━━━ Material shown
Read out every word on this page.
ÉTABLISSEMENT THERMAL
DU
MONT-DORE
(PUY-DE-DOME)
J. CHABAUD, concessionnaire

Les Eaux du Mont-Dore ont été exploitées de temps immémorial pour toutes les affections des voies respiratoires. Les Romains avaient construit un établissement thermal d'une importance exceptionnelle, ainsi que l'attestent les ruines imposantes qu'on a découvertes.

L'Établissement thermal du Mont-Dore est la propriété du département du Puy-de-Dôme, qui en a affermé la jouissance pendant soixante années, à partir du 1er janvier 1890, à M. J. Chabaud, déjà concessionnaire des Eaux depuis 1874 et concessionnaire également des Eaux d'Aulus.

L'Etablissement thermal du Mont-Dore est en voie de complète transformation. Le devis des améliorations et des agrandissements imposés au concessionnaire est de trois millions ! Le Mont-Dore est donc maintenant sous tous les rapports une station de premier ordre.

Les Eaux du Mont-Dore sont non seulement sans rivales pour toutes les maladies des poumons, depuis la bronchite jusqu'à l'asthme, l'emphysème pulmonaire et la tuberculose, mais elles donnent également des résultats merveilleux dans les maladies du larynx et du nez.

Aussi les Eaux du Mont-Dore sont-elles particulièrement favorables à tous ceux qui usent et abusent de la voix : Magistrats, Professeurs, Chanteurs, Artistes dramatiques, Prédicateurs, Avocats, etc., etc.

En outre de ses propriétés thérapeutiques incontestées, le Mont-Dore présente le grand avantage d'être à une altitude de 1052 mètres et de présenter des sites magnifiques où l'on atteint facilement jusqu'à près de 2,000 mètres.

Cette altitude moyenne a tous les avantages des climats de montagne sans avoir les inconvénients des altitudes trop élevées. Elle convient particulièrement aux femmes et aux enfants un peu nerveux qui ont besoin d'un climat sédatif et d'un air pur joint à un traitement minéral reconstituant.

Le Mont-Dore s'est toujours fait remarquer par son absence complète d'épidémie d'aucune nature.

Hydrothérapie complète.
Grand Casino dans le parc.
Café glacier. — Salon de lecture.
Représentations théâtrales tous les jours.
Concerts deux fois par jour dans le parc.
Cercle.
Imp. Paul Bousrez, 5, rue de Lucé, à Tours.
━━━━━━
[What needs to be done] Return all of the data word for word.

[Exercise response]
Read out every word on this page.
ÉTABLISSEMENT THERMAL
DU
MONT-DORE
(PUY-DE-DOME)
J. CHABAUD, concessionnaire

Les Eaux du Mont-Dore ont été exploitées de temps immémorial pour toutes les affections des voies respiratoires. Les Romains avaient construit un établissement thermal d'une importance exceptionnelle, ainsi que l'attestent les ruines imposantes qu'on a découvertes.

L'Établissement thermal du Mont-Dore est la propriété du département du Puy-de-Dôme, qui en a affermé la jouissance pendant soixante années, à partir du 1er janvier 1890, à M. J. Chabaud, déjà concessionnaire des Eaux depuis 1874 et concessionnaire également des Eaux d'Aulus.

L'Etablissement thermal du Mont-Dore est en voie de complète transformation. Le devis des améliorations et des agrandissements imposés au concessionnaire est de trois millions ! Le Mont-Dore est donc maintenant sous tous les rapports une station de premier ordre.

Les Eaux du Mont-Dore sont non seulement sans rivales pour toutes les maladies des poumons, depuis la bronchite jusqu'à l'asthme, l'emphysème pulmonaire et la tuberculose, mais elles donnent également des résultats merveilleux dans les maladies du larynx et du nez.

Aussi les Eaux du Mont-Dore sont-elles particulièrement favorables à tous ceux qui usent et abusent de la voix : Magistrats, Professeurs, Chanteurs, Artistes dramatiques, Prédicateurs, Avocats, etc., etc.

En outre de ses propriétés thérapeutiques incontestées, le Mont-Dore présente le grand avantage d'être à une altitude de 1052 mètres et de présenter des sites magnifiques où l'on atteint facilement jusqu'à près de 2,000 mètres.

Cette altitude moyenne a tous les avantages des climats de montagne sans avoir les inconvénients des altitudes trop élevées. Elle convient particulièrement aux femmes et aux enfants un peu nerveux qui ont besoin d'un climat sédatif et d'un air pur joint à un traitement minéral reconstituant.

Le Mont-Dore s'est toujours fait remarquer par son absence complète d'épidémie d'aucune nature.

Hydrothérapie complète.
Grand Casino dans le parc.
Café glacier. — Salon de lecture.
Représentations théâtrales tous les jours.
Concerts deux fois par jour dans le parc.
Cercle.
Imp. Paul Bousrez, 5, rue de Lucé, à Tours.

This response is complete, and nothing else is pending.